GIVEN RECORDS
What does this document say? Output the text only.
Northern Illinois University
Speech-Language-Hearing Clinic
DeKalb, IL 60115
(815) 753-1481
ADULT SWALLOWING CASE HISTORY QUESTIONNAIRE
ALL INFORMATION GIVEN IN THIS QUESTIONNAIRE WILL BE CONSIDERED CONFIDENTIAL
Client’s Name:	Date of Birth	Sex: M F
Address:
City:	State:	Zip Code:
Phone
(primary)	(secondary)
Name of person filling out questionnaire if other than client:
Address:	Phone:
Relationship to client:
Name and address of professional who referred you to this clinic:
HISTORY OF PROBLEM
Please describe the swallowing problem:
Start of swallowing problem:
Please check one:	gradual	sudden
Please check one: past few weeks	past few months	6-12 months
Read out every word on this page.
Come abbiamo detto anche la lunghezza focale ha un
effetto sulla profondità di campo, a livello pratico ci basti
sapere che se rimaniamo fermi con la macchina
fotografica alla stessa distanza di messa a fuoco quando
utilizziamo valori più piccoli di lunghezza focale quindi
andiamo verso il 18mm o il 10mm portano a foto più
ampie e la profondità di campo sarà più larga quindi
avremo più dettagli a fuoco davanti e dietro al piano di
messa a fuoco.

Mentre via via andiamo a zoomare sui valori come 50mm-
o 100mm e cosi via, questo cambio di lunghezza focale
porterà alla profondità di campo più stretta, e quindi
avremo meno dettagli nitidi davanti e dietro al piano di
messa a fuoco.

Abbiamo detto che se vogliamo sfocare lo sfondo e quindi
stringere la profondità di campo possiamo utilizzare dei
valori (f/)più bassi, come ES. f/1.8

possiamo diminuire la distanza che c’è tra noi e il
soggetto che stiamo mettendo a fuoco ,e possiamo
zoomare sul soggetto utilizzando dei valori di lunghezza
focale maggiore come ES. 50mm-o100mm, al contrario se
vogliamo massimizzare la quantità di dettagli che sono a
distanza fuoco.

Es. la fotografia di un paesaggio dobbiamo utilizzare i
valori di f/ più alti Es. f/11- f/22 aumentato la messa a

EXERCISE DESCRIPTION
Print all of the data exactly as it was given.

SOLUTION FOR THIS TASK
What does this document say? Output the text only.
Northern Illinois University
Speech-Language-Hearing Clinic
DeKalb, IL 60115
(815) 753-1481
ADULT SWALLOWING CASE HISTORY QUESTIONNAIRE
ALL INFORMATION GIVEN IN THIS QUESTIONNAIRE WILL BE CONSIDERED CONFIDENTIAL
Client’s Name:	Date of Birth	Sex: M F
Address:
City:	State:	Zip Code:
Phone
(primary)	(secondary)
Name of person filling out questionnaire if other than client:
Address:	Phone:
Relationship to client:
Name and address of professional who referred you to this clinic:
HISTORY OF PROBLEM
Please describe the swallowing problem:
Start of swallowing problem:
Please check one:	gradual	sudden
Please check one: past few weeks	past few months	6-12 months
Read out every word on this page.
Come abbiamo detto anche la lunghezza focale ha un
effetto sulla profondità di campo, a livello pratico ci basti
sapere che se rimaniamo fermi con la macchina
fotografica alla stessa distanza di messa a fuoco quando
utilizziamo valori più piccoli di lunghezza focale quindi
andiamo verso il 18mm o il 10mm portano a foto più
ampie e la profondità di campo sarà più larga quindi
avremo più dettagli a fuoco davanti e dietro al piano di
messa a fuoco.

Mentre via via andiamo a zoomare sui valori come 50mm-
o 100mm e cosi via, questo cambio di lunghezza focale
porterà alla profondità di campo più stretta, e quindi
avremo meno dettagli nitidi davanti e dietro al piano di
messa a fuoco.

Abbiamo detto che se vogliamo sfocare lo sfondo e quindi
stringere la profondità di campo possiamo utilizzare dei
valori (f/)più bassi, come ES. f/1.8

possiamo diminuire la distanza che c’è tra noi e il
soggetto che stiamo mettendo a fuoco ,e possiamo
zoomare sul soggetto utilizzando dei valori di lunghezza
focale maggiore come ES. 50mm-o100mm, al contrario se
vogliamo massimizzare la quantità di dettagli che sono a
distanza fuoco.

Es. la fotografia di un paesaggio dobbiamo utilizzare i
valori di f/ più alti Es. f/11- f/22 aumentato la messa a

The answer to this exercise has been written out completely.